▸ Task input:
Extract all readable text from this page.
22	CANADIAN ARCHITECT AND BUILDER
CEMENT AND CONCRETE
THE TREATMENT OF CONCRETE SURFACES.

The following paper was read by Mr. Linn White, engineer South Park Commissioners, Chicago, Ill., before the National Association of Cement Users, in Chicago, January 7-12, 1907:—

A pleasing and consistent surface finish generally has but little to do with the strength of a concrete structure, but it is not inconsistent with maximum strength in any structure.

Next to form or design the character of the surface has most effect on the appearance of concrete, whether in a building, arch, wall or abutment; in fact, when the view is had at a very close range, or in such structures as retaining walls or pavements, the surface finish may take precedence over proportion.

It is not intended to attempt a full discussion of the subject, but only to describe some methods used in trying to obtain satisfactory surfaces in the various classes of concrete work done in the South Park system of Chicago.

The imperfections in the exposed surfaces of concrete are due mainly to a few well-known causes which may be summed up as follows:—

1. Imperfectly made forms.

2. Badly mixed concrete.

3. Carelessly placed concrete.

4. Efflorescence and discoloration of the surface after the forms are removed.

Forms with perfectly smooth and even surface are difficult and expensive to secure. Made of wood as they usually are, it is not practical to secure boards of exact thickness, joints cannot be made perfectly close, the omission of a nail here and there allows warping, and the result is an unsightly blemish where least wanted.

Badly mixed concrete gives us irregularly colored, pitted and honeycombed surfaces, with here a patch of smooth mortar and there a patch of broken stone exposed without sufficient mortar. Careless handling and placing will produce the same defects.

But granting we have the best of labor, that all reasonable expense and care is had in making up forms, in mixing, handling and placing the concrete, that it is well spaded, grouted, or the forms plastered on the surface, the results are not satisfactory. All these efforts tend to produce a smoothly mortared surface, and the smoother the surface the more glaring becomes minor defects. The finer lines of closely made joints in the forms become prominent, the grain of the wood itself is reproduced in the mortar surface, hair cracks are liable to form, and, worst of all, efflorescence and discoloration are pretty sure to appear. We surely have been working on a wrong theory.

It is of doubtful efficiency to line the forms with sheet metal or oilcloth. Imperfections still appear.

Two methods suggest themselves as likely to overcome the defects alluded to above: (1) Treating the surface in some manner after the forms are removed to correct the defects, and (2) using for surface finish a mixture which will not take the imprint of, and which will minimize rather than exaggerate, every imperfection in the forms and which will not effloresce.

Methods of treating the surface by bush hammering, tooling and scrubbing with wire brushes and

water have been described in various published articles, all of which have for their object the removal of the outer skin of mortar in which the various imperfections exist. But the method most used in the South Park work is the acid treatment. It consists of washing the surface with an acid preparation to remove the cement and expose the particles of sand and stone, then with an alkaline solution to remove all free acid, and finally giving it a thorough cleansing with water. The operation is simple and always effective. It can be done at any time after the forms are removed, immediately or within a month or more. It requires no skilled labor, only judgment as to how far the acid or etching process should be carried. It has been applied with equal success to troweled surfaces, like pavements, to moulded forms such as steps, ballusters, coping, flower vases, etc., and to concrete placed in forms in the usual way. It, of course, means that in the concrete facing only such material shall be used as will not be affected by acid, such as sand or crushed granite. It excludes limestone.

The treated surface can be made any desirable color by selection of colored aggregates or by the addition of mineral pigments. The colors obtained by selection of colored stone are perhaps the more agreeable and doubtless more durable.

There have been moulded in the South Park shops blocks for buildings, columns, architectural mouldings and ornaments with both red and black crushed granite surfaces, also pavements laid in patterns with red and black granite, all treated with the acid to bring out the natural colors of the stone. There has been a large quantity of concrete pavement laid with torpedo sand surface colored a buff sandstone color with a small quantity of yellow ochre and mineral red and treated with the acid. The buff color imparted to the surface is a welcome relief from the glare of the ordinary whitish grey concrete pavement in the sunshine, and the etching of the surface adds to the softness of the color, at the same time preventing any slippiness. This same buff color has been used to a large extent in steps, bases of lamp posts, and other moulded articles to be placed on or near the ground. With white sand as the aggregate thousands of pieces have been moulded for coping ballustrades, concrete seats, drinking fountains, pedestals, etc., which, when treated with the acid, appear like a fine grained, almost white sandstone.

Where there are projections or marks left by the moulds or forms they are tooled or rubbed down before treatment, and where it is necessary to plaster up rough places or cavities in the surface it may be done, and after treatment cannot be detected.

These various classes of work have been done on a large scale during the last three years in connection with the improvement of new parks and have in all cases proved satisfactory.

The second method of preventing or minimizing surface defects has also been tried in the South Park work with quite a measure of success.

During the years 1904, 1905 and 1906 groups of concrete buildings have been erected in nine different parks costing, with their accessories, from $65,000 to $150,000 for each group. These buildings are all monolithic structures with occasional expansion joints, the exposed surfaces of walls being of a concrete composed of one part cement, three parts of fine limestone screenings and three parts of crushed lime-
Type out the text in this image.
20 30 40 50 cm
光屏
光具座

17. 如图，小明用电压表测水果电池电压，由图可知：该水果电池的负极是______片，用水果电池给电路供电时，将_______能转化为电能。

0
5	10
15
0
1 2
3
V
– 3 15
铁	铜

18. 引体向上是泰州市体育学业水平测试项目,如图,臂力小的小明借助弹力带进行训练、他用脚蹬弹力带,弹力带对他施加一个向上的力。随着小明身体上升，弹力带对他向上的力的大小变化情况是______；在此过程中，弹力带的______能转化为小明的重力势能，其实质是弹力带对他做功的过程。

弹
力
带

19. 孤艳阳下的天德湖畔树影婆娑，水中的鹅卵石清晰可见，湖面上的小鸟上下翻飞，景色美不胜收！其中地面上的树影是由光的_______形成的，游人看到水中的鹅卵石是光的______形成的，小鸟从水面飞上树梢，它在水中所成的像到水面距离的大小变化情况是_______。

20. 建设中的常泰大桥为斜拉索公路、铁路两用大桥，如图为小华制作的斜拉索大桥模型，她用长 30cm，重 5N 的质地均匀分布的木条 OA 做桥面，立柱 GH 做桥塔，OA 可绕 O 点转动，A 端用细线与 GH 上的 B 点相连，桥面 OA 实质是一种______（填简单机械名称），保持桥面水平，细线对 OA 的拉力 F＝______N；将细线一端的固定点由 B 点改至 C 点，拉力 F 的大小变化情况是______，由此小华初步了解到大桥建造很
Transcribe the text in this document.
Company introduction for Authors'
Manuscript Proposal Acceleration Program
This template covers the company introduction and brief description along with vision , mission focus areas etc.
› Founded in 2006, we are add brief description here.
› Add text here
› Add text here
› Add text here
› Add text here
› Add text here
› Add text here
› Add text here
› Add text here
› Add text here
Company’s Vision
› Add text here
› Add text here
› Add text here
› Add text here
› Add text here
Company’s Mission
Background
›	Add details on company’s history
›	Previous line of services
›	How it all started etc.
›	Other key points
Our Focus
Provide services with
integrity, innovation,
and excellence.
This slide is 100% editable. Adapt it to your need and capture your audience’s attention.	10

▸ Short exercise: Would you copy out each line exactly as written?

▸ Output of the exercise:
Extract all readable text from this page.
22	CANADIAN ARCHITECT AND BUILDER
CEMENT AND CONCRETE
THE TREATMENT OF CONCRETE SURFACES.

The following paper was read by Mr. Linn White, engineer South Park Commissioners, Chicago, Ill., before the National Association of Cement Users, in Chicago, January 7-12, 1907:—

A pleasing and consistent surface finish generally has but little to do with the strength of a concrete structure, but it is not inconsistent with maximum strength in any structure.

Next to form or design the character of the surface has most effect on the appearance of concrete, whether in a building, arch, wall or abutment; in fact, when the view is had at a very close range, or in such structures as retaining walls or pavements, the surface finish may take precedence over proportion.

It is not intended to attempt a full discussion of the subject, but only to describe some methods used in trying to obtain satisfactory surfaces in the various classes of concrete work done in the South Park system of Chicago.

The imperfections in the exposed surfaces of concrete are due mainly to a few well-known causes which may be summed up as follows:—

1. Imperfectly made forms.

2. Badly mixed concrete.

3. Carelessly placed concrete.

4. Efflorescence and discoloration of the surface after the forms are removed.

Forms with perfectly smooth and even surface are difficult and expensive to secure. Made of wood as they usually are, it is not practical to secure boards of exact thickness, joints cannot be made perfectly close, the omission of a nail here and there allows warping, and the result is an unsightly blemish where least wanted.

Badly mixed concrete gives us irregularly colored, pitted and honeycombed surfaces, with here a patch of smooth mortar and there a patch of broken stone exposed without sufficient mortar. Careless handling and placing will produce the same defects.

But granting we have the best of labor, that all reasonable expense and care is had in making up forms, in mixing, handling and placing the concrete, that it is well spaded, grouted, or the forms plastered on the surface, the results are not satisfactory. All these efforts tend to produce a smoothly mortared surface, and the smoother the surface the more glaring becomes minor defects. The finer lines of closely made joints in the forms become prominent, the grain of the wood itself is reproduced in the mortar surface, hair cracks are liable to form, and, worst of all, efflorescence and discoloration are pretty sure to appear. We surely have been working on a wrong theory.

It is of doubtful efficiency to line the forms with sheet metal or oilcloth. Imperfections still appear.

Two methods suggest themselves as likely to overcome the defects alluded to above: (1) Treating the surface in some manner after the forms are removed to correct the defects, and (2) using for surface finish a mixture which will not take the imprint of, and which will minimize rather than exaggerate, every imperfection in the forms and which will not effloresce.

Methods of treating the surface by bush hammering, tooling and scrubbing with wire brushes and

water have been described in various published articles, all of which have for their object the removal of the outer skin of mortar in which the various imperfections exist. But the method most used in the South Park work is the acid treatment. It consists of washing the surface with an acid preparation to remove the cement and expose the particles of sand and stone, then with an alkaline solution to remove all free acid, and finally giving it a thorough cleansing with water. The operation is simple and always effective. It can be done at any time after the forms are removed, immediately or within a month or more. It requires no skilled labor, only judgment as to how far the acid or etching process should be carried. It has been applied with equal success to troweled surfaces, like pavements, to moulded forms such as steps, ballusters, coping, flower vases, etc., and to concrete placed in forms in the usual way. It, of course, means that in the concrete facing only such material shall be used as will not be affected by acid, such as sand or crushed granite. It excludes limestone.

The treated surface can be made any desirable color by selection of colored aggregates or by the addition of mineral pigments. The colors obtained by selection of colored stone are perhaps the more agreeable and doubtless more durable.

There have been moulded in the South Park shops blocks for buildings, columns, architectural mouldings and ornaments with both red and black crushed granite surfaces, also pavements laid in patterns with red and black granite, all treated with the acid to bring out the natural colors of the stone. There has been a large quantity of concrete pavement laid with torpedo sand surface colored a buff sandstone color with a small quantity of yellow ochre and mineral red and treated with the acid. The buff color imparted to the surface is a welcome relief from the glare of the ordinary whitish grey concrete pavement in the sunshine, and the etching of the surface adds to the softness of the color, at the same time preventing any slippiness. This same buff color has been used to a large extent in steps, bases of lamp posts, and other moulded articles to be placed on or near the ground. With white sand as the aggregate thousands of pieces have been moulded for coping ballustrades, concrete seats, drinking fountains, pedestals, etc., which, when treated with the acid, appear like a fine grained, almost white sandstone.

Where there are projections or marks left by the moulds or forms they are tooled or rubbed down before treatment, and where it is necessary to plaster up rough places or cavities in the surface it may be done, and after treatment cannot be detected.

These various classes of work have been done on a large scale during the last three years in connection with the improvement of new parks and have in all cases proved satisfactory.

The second method of preventing or minimizing surface defects has also been tried in the South Park work with quite a measure of success.

During the years 1904, 1905 and 1906 groups of concrete buildings have been erected in nine different parks costing, with their accessories, from $65,000 to $150,000 for each group. These buildings are all monolithic structures with occasional expansion joints, the exposed surfaces of walls being of a concrete composed of one part cement, three parts of fine limestone screenings and three parts of crushed lime-
Type out the text in this image.
20 30 40 50 cm
光屏
光具座

17. 如图，小明用电压表测水果电池电压，由图可知：该水果电池的负极是______片，用水果电池给电路供电时，将_______能转化为电能。

0
5	10
15
0
1 2
3
V
– 3 15
铁	铜

18. 引体向上是泰州市体育学业水平测试项目,如图,臂力小的小明借助弹力带进行训练、他用脚蹬弹力带,弹力带对他施加一个向上的力。随着小明身体上升，弹力带对他向上的力的大小变化情况是______；在此过程中，弹力带的______能转化为小明的重力势能，其实质是弹力带对他做功的过程。

弹
力
带

19. 孤艳阳下的天德湖畔树影婆娑，水中的鹅卵石清晰可见，湖面上的小鸟上下翻飞，景色美不胜收！其中地面上的树影是由光的_______形成的，游人看到水中的鹅卵石是光的______形成的，小鸟从水面飞上树梢，它在水中所成的像到水面距离的大小变化情况是_______。

20. 建设中的常泰大桥为斜拉索公路、铁路两用大桥，如图为小华制作的斜拉索大桥模型，她用长 30cm，重 5N 的质地均匀分布的木条 OA 做桥面，立柱 GH 做桥塔，OA 可绕 O 点转动，A 端用细线与 GH 上的 B 点相连，桥面 OA 实质是一种______（填简单机械名称），保持桥面水平，细线对 OA 的拉力 F＝______N；将细线一端的固定点由 B 点改至 C 点，拉力 F 的大小变化情况是______，由此小华初步了解到大桥建造很
Transcribe the text in this document.
Company introduction for Authors'
Manuscript Proposal Acceleration Program
This template covers the company introduction and brief description along with vision , mission focus areas etc.
› Founded in 2006, we are add brief description here.
› Add text here
› Add text here
› Add text here
› Add text here
› Add text here
› Add text here
› Add text here
› Add text here
› Add text here
Company’s Vision
› Add text here
› Add text here
› Add text here
› Add text here
› Add text here
Company’s Mission
Background
›	Add details on company’s history
›	Previous line of services
›	How it all started etc.
›	Other key points
Our Focus
Provide services with
integrity, innovation,
and excellence.
This slide is 100% editable. Adapt it to your need and capture your audience’s attention.	10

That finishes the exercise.